## PROBLEM REQUIREMENTS
For each line below that contains the string "subject", copy that line.
--
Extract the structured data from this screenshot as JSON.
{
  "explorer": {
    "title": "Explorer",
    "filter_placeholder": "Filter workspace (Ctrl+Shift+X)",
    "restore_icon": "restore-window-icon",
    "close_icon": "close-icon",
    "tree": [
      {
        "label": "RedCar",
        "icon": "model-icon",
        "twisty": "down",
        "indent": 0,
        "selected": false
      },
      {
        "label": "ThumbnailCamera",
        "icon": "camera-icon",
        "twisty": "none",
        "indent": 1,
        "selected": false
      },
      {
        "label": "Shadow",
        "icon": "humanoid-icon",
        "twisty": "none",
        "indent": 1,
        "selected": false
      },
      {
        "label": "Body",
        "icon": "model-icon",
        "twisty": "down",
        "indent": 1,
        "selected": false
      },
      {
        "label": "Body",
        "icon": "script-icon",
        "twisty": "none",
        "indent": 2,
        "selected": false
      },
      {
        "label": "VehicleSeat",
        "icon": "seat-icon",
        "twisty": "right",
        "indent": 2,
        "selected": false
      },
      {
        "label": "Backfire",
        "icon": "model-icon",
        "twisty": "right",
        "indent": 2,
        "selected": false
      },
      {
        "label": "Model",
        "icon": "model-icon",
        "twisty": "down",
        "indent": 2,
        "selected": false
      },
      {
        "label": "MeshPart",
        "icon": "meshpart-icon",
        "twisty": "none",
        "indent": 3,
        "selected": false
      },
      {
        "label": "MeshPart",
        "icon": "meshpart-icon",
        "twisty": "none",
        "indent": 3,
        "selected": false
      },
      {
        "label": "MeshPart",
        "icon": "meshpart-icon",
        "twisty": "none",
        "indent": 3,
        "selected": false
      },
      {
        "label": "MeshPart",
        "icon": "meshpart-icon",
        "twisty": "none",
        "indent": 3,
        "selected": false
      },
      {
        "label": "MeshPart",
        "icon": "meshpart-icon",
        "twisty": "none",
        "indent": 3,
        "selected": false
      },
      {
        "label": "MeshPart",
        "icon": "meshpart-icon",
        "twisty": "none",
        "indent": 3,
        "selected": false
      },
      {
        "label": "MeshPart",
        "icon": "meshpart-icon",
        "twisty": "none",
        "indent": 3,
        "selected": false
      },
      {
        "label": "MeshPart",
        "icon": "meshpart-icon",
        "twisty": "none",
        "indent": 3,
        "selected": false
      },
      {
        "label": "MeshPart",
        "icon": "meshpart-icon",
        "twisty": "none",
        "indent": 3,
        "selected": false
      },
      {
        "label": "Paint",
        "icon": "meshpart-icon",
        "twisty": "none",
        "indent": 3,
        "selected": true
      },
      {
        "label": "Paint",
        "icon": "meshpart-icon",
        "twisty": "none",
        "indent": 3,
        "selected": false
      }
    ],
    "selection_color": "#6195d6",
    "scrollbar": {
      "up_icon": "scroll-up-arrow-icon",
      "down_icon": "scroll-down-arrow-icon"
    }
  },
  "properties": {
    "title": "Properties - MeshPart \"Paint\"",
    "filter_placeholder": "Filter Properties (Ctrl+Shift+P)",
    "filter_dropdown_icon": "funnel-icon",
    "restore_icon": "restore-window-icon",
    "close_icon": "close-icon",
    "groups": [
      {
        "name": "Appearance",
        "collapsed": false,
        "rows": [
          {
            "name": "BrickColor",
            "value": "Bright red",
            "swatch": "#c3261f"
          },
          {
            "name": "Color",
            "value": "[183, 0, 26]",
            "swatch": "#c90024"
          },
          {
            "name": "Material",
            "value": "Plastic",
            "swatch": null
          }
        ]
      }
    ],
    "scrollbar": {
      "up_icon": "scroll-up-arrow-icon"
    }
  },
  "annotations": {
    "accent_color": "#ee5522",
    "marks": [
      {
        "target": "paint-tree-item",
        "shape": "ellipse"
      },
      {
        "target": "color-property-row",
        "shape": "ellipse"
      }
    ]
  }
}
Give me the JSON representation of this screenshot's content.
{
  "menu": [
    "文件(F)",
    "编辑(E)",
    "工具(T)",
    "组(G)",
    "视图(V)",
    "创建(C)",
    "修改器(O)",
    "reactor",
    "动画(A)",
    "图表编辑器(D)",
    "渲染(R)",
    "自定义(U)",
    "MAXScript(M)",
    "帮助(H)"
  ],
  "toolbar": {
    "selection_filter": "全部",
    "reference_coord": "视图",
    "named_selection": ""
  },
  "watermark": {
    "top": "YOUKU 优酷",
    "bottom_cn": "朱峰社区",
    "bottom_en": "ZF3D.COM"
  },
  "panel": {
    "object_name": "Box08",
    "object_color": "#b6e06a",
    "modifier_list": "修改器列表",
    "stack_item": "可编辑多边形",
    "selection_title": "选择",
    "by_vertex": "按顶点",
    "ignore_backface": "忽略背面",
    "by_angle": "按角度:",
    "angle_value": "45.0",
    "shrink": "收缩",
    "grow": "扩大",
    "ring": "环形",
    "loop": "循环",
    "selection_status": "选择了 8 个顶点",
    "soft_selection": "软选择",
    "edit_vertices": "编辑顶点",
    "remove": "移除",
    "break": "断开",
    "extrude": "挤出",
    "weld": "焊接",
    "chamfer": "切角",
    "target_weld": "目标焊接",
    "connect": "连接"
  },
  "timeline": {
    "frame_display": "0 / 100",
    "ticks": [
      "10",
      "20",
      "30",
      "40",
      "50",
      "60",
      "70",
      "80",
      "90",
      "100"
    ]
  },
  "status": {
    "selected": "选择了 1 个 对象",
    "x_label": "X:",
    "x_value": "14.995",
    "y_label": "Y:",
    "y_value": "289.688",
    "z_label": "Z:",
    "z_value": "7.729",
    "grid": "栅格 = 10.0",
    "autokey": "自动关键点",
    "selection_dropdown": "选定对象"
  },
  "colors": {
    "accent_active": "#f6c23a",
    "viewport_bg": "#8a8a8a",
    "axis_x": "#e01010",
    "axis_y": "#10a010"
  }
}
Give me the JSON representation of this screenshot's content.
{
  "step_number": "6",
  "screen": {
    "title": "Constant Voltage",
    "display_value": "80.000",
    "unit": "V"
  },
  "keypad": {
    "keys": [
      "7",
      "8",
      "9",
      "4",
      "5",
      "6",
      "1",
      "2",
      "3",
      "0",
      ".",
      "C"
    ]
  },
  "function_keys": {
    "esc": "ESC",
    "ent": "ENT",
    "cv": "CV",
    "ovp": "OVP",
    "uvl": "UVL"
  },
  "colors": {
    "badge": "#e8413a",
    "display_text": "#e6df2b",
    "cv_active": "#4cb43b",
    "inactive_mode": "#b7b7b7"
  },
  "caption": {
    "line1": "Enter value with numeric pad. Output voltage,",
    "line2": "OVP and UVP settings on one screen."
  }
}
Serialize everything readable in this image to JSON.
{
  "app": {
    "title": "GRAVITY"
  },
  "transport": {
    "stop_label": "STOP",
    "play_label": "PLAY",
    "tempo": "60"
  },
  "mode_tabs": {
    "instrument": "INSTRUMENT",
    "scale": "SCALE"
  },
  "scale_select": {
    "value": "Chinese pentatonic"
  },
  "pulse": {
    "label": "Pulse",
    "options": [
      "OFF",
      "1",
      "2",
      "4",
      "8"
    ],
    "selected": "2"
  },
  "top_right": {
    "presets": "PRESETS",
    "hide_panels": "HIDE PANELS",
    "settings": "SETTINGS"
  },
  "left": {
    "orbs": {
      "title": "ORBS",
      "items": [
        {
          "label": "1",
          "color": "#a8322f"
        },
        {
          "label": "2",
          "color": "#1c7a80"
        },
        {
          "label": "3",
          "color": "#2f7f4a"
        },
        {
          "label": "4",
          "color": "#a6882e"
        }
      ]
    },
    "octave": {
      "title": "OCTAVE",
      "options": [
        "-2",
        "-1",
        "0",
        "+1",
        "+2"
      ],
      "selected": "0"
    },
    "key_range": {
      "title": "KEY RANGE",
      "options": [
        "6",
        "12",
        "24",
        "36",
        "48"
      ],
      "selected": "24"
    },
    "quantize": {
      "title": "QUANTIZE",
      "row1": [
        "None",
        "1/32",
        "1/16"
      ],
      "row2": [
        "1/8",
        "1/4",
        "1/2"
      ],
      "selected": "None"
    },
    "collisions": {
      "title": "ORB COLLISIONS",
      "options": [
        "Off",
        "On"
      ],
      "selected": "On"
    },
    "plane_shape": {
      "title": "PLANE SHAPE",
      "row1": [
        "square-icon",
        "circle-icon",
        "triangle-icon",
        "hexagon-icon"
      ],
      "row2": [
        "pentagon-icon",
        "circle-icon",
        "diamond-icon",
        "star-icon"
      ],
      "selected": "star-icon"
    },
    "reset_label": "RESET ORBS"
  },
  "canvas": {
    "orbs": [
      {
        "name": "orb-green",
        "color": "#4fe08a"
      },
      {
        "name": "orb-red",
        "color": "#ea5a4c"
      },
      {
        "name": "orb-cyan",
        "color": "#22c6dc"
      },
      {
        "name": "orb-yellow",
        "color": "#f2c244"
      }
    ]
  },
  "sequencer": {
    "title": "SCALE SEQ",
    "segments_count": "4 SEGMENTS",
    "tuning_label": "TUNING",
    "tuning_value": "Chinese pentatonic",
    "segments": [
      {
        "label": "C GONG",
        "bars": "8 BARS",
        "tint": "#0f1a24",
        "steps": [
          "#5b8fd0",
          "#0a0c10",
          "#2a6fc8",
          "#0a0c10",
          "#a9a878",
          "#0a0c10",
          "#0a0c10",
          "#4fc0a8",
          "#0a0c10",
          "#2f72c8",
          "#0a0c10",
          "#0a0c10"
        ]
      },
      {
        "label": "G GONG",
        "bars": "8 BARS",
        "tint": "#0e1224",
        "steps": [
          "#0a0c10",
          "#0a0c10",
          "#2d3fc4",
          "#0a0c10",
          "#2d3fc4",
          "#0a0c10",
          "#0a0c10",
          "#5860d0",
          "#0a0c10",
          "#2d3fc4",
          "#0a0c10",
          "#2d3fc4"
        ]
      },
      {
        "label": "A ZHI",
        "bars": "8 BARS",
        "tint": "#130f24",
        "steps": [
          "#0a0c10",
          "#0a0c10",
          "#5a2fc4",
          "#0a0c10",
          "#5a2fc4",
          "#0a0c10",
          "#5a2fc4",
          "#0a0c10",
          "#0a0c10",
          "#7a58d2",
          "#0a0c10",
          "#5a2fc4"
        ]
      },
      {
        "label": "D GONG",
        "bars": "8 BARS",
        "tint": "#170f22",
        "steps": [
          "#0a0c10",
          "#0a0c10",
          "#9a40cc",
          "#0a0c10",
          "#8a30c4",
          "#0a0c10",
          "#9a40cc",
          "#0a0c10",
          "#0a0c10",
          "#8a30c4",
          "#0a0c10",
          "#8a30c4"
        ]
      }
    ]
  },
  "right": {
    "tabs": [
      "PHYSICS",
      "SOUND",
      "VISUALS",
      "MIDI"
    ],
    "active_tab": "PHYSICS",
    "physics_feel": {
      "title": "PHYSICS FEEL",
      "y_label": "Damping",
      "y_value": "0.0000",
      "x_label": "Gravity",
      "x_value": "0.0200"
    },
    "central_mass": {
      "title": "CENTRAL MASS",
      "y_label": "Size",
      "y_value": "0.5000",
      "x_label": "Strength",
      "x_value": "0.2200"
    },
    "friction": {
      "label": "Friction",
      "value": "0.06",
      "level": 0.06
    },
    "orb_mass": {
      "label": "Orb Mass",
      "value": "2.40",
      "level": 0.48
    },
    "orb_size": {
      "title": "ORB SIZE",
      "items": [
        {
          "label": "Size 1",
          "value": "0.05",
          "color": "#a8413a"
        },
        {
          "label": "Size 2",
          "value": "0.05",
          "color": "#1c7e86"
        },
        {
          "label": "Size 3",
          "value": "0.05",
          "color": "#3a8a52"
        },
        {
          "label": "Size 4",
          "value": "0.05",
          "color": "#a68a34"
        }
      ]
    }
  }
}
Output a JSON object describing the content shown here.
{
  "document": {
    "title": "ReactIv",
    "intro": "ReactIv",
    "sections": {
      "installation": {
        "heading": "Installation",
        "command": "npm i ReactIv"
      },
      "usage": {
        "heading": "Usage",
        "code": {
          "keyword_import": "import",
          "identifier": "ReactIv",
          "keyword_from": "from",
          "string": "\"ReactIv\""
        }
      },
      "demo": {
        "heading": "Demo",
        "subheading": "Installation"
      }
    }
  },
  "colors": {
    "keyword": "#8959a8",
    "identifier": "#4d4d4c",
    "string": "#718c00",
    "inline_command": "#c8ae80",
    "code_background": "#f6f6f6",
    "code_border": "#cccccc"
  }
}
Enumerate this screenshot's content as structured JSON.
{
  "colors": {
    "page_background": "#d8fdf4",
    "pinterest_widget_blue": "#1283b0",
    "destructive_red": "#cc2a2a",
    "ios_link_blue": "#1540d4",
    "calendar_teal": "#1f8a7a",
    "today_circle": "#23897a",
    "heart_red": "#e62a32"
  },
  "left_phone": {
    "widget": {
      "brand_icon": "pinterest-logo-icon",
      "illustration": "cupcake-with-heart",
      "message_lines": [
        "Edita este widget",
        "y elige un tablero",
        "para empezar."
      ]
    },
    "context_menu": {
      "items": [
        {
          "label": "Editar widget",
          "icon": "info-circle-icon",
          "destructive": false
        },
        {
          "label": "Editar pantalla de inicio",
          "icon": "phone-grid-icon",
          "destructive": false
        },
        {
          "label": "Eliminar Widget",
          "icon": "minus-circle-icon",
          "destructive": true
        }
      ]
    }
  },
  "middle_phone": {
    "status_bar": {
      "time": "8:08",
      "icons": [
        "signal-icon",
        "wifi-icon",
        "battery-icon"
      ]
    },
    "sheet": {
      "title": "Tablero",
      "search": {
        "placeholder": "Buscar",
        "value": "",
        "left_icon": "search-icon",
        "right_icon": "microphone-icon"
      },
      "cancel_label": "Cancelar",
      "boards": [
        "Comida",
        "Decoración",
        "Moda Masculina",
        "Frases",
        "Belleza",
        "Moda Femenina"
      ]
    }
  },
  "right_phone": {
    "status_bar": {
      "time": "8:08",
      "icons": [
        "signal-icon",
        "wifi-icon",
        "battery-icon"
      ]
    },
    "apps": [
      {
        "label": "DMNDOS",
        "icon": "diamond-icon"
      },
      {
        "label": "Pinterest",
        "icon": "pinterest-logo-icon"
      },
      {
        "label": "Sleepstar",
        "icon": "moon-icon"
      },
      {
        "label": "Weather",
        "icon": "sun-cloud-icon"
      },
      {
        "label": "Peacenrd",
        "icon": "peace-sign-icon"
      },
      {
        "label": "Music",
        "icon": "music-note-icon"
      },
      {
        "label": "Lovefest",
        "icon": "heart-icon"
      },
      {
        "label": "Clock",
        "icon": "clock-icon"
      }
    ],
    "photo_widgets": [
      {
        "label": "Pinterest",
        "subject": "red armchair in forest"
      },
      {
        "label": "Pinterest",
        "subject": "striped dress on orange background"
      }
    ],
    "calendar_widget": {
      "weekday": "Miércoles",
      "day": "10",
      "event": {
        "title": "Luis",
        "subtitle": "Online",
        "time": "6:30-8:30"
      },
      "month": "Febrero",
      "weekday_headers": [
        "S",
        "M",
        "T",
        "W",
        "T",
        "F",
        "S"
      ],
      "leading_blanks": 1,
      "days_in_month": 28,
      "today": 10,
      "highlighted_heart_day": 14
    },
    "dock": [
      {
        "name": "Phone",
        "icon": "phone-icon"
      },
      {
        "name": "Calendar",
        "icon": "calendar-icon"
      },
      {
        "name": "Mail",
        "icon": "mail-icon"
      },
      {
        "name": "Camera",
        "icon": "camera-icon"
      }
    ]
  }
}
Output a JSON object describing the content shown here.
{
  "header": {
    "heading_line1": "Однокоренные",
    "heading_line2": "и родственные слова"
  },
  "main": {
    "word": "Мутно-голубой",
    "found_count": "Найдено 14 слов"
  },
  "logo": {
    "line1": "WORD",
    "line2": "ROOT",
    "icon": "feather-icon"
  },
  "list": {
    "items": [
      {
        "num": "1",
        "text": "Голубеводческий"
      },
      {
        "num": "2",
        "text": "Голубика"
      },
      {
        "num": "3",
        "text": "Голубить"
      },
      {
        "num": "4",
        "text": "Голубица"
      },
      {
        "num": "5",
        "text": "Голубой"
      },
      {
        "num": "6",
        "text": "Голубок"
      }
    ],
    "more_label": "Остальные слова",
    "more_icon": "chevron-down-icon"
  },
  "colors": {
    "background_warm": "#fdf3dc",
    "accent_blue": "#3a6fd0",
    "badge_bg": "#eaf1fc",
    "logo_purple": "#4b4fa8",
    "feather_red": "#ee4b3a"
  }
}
--
## SOLUTION FOR THIS TASK
        "subject": "red armchair in forest"
        "subject": "striped dress on orange background"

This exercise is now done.